→ **TASK GOAL**
Copy out the entries below precisely; nothing is to be omitted.

→ **Stored records**
_____

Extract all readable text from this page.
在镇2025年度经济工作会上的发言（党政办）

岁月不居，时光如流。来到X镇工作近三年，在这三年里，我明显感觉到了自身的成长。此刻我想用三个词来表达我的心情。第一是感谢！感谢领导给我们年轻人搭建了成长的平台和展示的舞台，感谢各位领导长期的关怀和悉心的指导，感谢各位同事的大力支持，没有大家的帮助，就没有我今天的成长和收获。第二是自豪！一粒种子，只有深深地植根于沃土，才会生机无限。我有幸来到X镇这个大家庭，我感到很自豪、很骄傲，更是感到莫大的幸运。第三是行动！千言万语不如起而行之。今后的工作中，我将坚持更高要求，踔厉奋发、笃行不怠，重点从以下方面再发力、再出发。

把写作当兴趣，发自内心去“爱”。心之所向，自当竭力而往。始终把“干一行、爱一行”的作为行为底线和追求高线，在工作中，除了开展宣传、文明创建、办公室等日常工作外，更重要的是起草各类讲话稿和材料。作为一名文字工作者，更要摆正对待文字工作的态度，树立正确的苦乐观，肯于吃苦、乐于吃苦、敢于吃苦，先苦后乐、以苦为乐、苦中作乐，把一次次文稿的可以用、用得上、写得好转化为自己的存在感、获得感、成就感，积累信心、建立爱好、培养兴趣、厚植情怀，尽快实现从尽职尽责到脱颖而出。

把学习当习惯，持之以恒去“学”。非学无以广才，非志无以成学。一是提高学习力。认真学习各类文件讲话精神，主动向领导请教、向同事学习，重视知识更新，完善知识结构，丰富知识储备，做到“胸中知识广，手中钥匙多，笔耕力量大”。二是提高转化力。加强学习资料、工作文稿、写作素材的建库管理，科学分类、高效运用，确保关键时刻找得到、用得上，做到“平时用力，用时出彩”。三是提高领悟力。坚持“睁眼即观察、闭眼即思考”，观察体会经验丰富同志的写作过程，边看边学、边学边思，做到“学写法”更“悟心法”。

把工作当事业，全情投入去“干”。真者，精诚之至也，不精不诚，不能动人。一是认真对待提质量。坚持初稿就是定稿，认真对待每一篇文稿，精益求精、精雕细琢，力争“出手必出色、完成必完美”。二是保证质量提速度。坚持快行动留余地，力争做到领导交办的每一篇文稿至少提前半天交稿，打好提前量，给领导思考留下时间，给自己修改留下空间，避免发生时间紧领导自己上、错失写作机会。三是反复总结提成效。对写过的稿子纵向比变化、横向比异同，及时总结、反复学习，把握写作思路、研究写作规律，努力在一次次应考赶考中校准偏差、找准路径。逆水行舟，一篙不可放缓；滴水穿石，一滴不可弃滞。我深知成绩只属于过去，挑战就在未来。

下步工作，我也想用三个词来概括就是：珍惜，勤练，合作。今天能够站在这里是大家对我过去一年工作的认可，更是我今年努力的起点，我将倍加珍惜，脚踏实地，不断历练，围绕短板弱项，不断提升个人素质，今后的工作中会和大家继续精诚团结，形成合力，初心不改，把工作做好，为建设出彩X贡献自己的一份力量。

_____

→ **COMPLETE ANSWER**
Extract all readable text from this page.
在镇2025年度经济工作会上的发言（党政办）

岁月不居，时光如流。来到X镇工作近三年，在这三年里，我明显感觉到了自身的成长。此刻我想用三个词来表达我的心情。第一是感谢！感谢领导给我们年轻人搭建了成长的平台和展示的舞台，感谢各位领导长期的关怀和悉心的指导，感谢各位同事的大力支持，没有大家的帮助，就没有我今天的成长和收获。第二是自豪！一粒种子，只有深深地植根于沃土，才会生机无限。我有幸来到X镇这个大家庭，我感到很自豪、很骄傲，更是感到莫大的幸运。第三是行动！千言万语不如起而行之。今后的工作中，我将坚持更高要求，踔厉奋发、笃行不怠，重点从以下方面再发力、再出发。

把写作当兴趣，发自内心去“爱”。心之所向，自当竭力而往。始终把“干一行、爱一行”的作为行为底线和追求高线，在工作中，除了开展宣传、文明创建、办公室等日常工作外，更重要的是起草各类讲话稿和材料。作为一名文字工作者，更要摆正对待文字工作的态度，树立正确的苦乐观，肯于吃苦、乐于吃苦、敢于吃苦，先苦后乐、以苦为乐、苦中作乐，把一次次文稿的可以用、用得上、写得好转化为自己的存在感、获得感、成就感，积累信心、建立爱好、培养兴趣、厚植情怀，尽快实现从尽职尽责到脱颖而出。

把学习当习惯，持之以恒去“学”。非学无以广才，非志无以成学。一是提高学习力。认真学习各类文件讲话精神，主动向领导请教、向同事学习，重视知识更新，完善知识结构，丰富知识储备，做到“胸中知识广，手中钥匙多，笔耕力量大”。二是提高转化力。加强学习资料、工作文稿、写作素材的建库管理，科学分类、高效运用，确保关键时刻找得到、用得上，做到“平时用力，用时出彩”。三是提高领悟力。坚持“睁眼即观察、闭眼即思考”，观察体会经验丰富同志的写作过程，边看边学、边学边思，做到“学写法”更“悟心法”。

把工作当事业，全情投入去“干”。真者，精诚之至也，不精不诚，不能动人。一是认真对待提质量。坚持初稿就是定稿，认真对待每一篇文稿，精益求精、精雕细琢，力争“出手必出色、完成必完美”。二是保证质量提速度。坚持快行动留余地，力争做到领导交办的每一篇文稿至少提前半天交稿，打好提前量，给领导思考留下时间，给自己修改留下空间，避免发生时间紧领导自己上、错失写作机会。三是反复总结提成效。对写过的稿子纵向比变化、横向比异同，及时总结、反复学习，把握写作思路、研究写作规律，努力在一次次应考赶考中校准偏差、找准路径。逆水行舟，一篙不可放缓；滴水穿石，一滴不可弃滞。我深知成绩只属于过去，挑战就在未来。

下步工作，我也想用三个词来概括就是：珍惜，勤练，合作。今天能够站在这里是大家对我过去一年工作的认可，更是我今年努力的起点，我将倍加珍惜，脚踏实地，不断历练，围绕短板弱项，不断提升个人素质，今后的工作中会和大家继续精诚团结，形成合力，初心不改，把工作做好，为建设出彩X贡献自己的一份力量。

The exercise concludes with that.